>> START Supplied data

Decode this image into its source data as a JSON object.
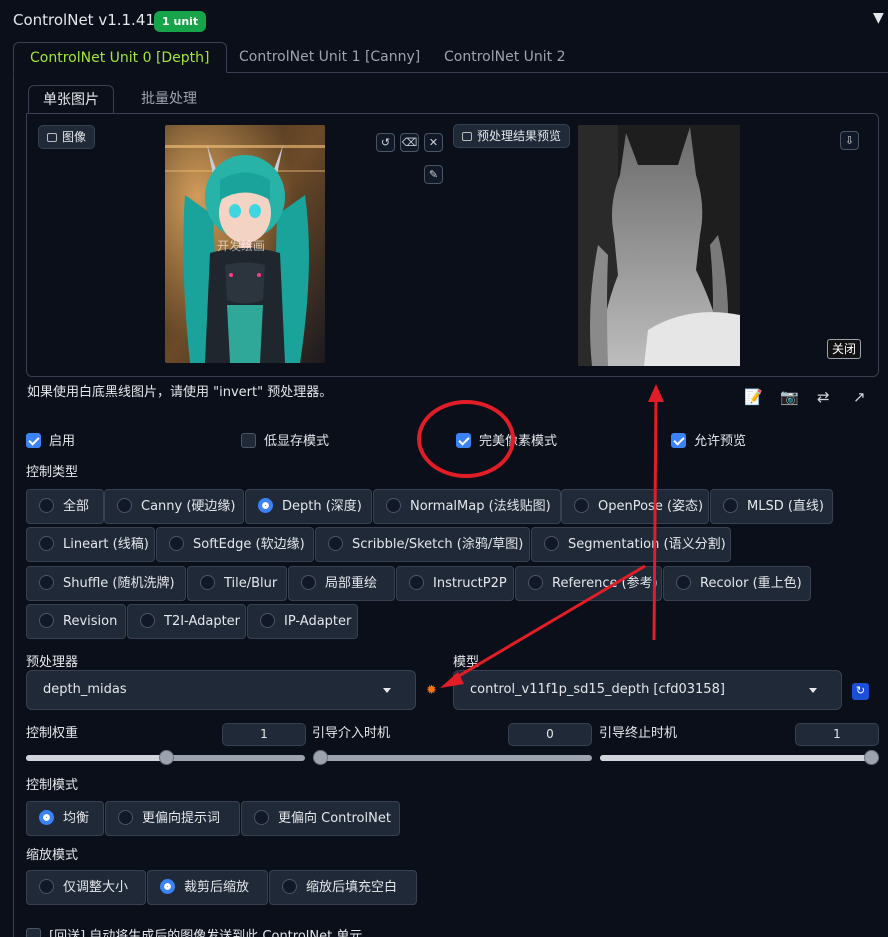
{
  "header": {
    "title": "ControlNet v1.1.410",
    "badge": "1 unit",
    "collapse_glyph": "▼"
  },
  "unit_tabs": [
    {
      "label": "ControlNet Unit 0 [Depth]",
      "active": true
    },
    {
      "label": "ControlNet Unit 1 [Canny]",
      "active": false
    },
    {
      "label": "ControlNet Unit 2",
      "active": false
    }
  ],
  "image_tabs": [
    {
      "label": "单张图片",
      "active": true
    },
    {
      "label": "批量处理",
      "active": false
    }
  ],
  "image_panel": {
    "input_label": "图像",
    "preview_label": "预处理结果预览",
    "close_label": "关闭",
    "watermark": "开发绘画"
  },
  "hint": "如果使用白底黑线图片，请使用 \"invert\" 预处理器。",
  "checkboxes": [
    {
      "label": "启用",
      "checked": true
    },
    {
      "label": "低显存模式",
      "checked": false
    },
    {
      "label": "完美像素模式",
      "checked": true
    },
    {
      "label": "允许预览",
      "checked": true
    }
  ],
  "control_type": {
    "label": "控制类型",
    "options": [
      {
        "label": "全部",
        "selected": false
      },
      {
        "label": "Canny (硬边缘)",
        "selected": false
      },
      {
        "label": "Depth (深度)",
        "selected": true
      },
      {
        "label": "NormalMap (法线贴图)",
        "selected": false
      },
      {
        "label": "OpenPose (姿态)",
        "selected": false
      },
      {
        "label": "MLSD (直线)",
        "selected": false
      },
      {
        "label": "Lineart (线稿)",
        "selected": false
      },
      {
        "label": "SoftEdge (软边缘)",
        "selected": false
      },
      {
        "label": "Scribble/Sketch (涂鸦/草图)",
        "selected": false
      },
      {
        "label": "Segmentation (语义分割)",
        "selected": false
      },
      {
        "label": "Shuffle (随机洗牌)",
        "selected": false
      },
      {
        "label": "Tile/Blur",
        "selected": false
      },
      {
        "label": "局部重绘",
        "selected": false
      },
      {
        "label": "InstructP2P",
        "selected": false
      },
      {
        "label": "Reference (参考)",
        "selected": false
      },
      {
        "label": "Recolor (重上色)",
        "selected": false
      },
      {
        "label": "Revision",
        "selected": false
      },
      {
        "label": "T2I-Adapter",
        "selected": false
      },
      {
        "label": "IP-Adapter",
        "selected": false
      }
    ]
  },
  "preprocessor": {
    "label": "预处理器",
    "value": "depth_midas"
  },
  "model": {
    "label": "模型",
    "value": "control_v11f1p_sd15_depth [cfd03158]"
  },
  "sliders": [
    {
      "label": "控制权重",
      "value": "1",
      "fraction": 0.5
    },
    {
      "label": "引导介入时机",
      "value": "0",
      "fraction": 0.0
    },
    {
      "label": "引导终止时机",
      "value": "1",
      "fraction": 1.0
    }
  ],
  "control_mode": {
    "label": "控制模式",
    "options": [
      {
        "label": "均衡",
        "selected": true
      },
      {
        "label": "更偏向提示词",
        "selected": false
      },
      {
        "label": "更偏向 ControlNet",
        "selected": false
      }
    ]
  },
  "resize_mode": {
    "label": "缩放模式",
    "options": [
      {
        "label": "仅调整大小",
        "selected": false
      },
      {
        "label": "裁剪后缩放",
        "selected": true
      },
      {
        "label": "缩放后填充空白",
        "selected": false
      }
    ]
  },
  "loopback": {
    "label": "[回送] 自动将生成后的图像发送到此 ControlNet 单元",
    "checked": false
  },
  "colors": {
    "accent": "#3b82f6",
    "active_tab": "#a3e635",
    "badge": "#16a34a",
    "annotation": "#e11d27"
  }
}
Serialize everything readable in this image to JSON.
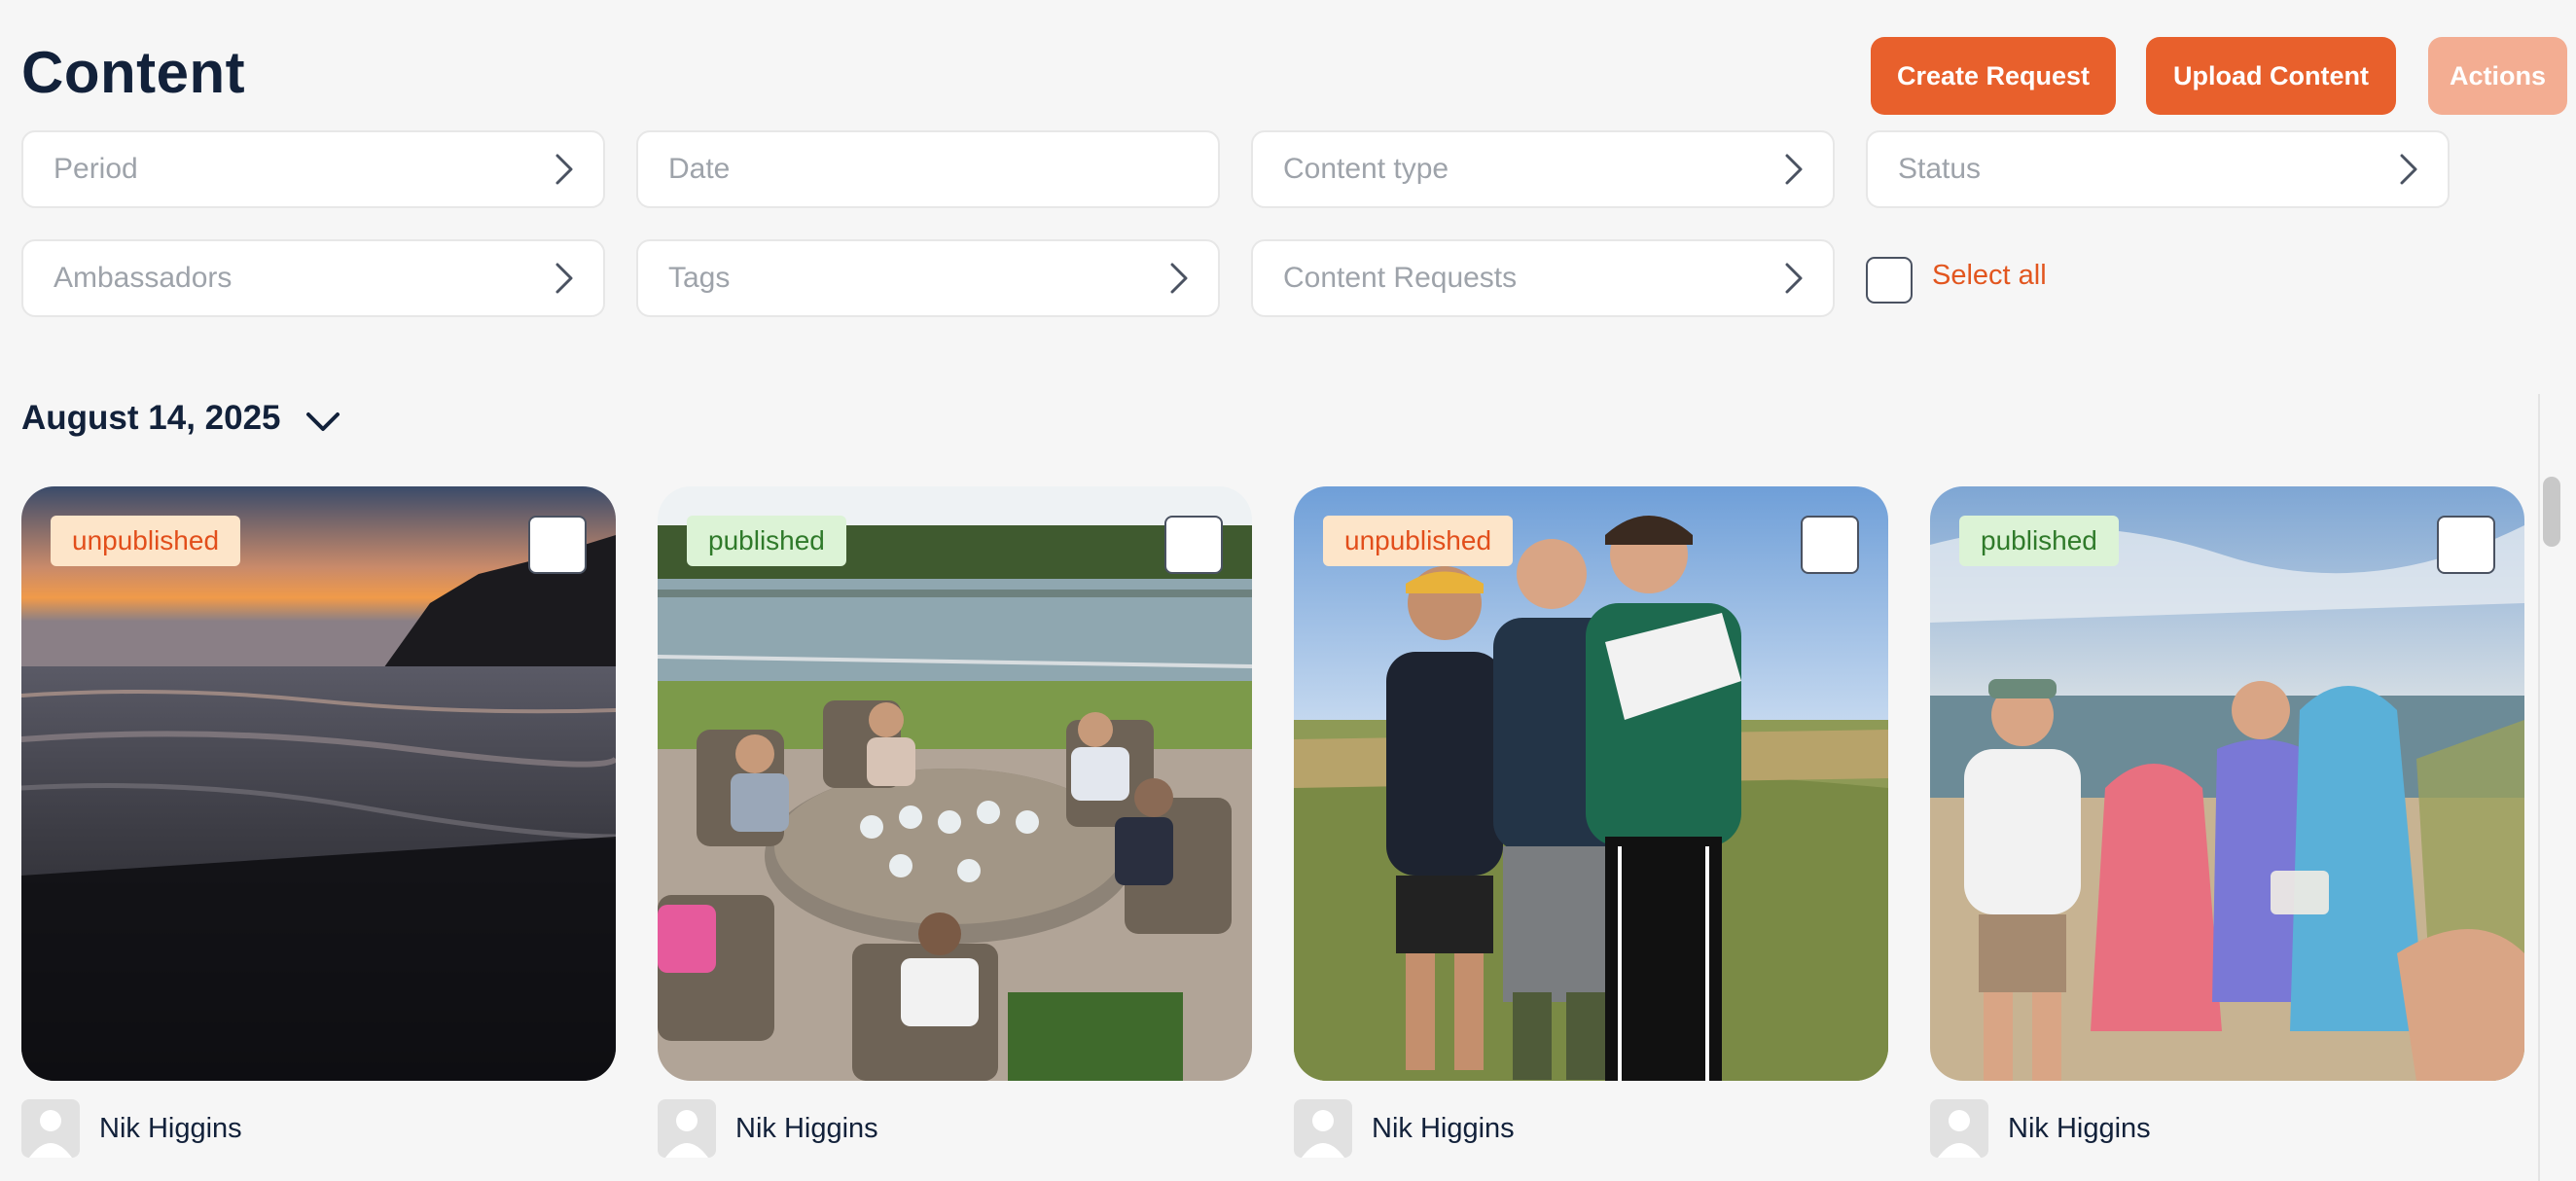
{
  "page": {
    "title": "Content"
  },
  "toolbar": {
    "create_request": "Create Request",
    "upload_content": "Upload Content",
    "actions": "Actions"
  },
  "filters": {
    "period": "Period",
    "date": "Date",
    "content_type": "Content type",
    "status": "Status",
    "ambassadors": "Ambassadors",
    "tags": "Tags",
    "content_requests": "Content Requests",
    "select_all": "Select all"
  },
  "group": {
    "date": "August 14, 2025"
  },
  "cards": [
    {
      "status": "unpublished",
      "author": "Nik Higgins",
      "icon": "sunset-beach-photo"
    },
    {
      "status": "published",
      "author": "Nik Higgins",
      "icon": "terrace-dinner-photo"
    },
    {
      "status": "unpublished",
      "author": "Nik Higgins",
      "icon": "three-friends-photo"
    },
    {
      "status": "published",
      "author": "Nik Higgins",
      "icon": "beach-towels-photo"
    }
  ],
  "colors": {
    "accent": "#e8602c",
    "accent_disabled": "#f3ad92",
    "unpublished_bg": "#fde5c9",
    "unpublished_text": "#e24e1b",
    "published_bg": "#dcf3d6",
    "published_text": "#2f7a2a"
  }
}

>> END Supplied data

• What you have to do
Write out an exact copy of the lines beginning at the line that contains "Serialize everything readable" and ending at the last line of the listing. Exclude pictures.

• Correct answer
Serialize everything readable in this image to JSON.
{
  "page": {
    "title": "Content"
  },
  "toolbar": {
    "create_request": "Create Request",
    "upload_content": "Upload Content",
    "actions": "Actions"
  },
  "filters": {
    "period": "Period",
    "date": "Date",
    "content_type": "Content type",
    "status": "Status",
    "ambassadors": "Ambassadors",
    "tags": "Tags",
    "content_requests": "Content Requests",
    "select_all": "Select all"
  },
  "group": {
    "date": "August 14, 2025"
  },
  "cards": [
    {
      "status": "unpublished",
      "author": "Nik Higgins",
      "icon": "sunset-beach-photo"
    },
    {
      "status": "published",
      "author": "Nik Higgins",
      "icon": "terrace-dinner-photo"
    },
    {
      "status": "unpublished",
      "author": "Nik Higgins",
      "icon": "three-friends-photo"
    },
    {
      "status": "published",
      "author": "Nik Higgins",
      "icon": "beach-towels-photo"
    }
  ],
  "colors": {
    "accent": "#e8602c",
    "accent_disabled": "#f3ad92",
    "unpublished_bg": "#fde5c9",
    "unpublished_text": "#e24e1b",
    "published_bg": "#dcf3d6",
    "published_text": "#2f7a2a"
  }
}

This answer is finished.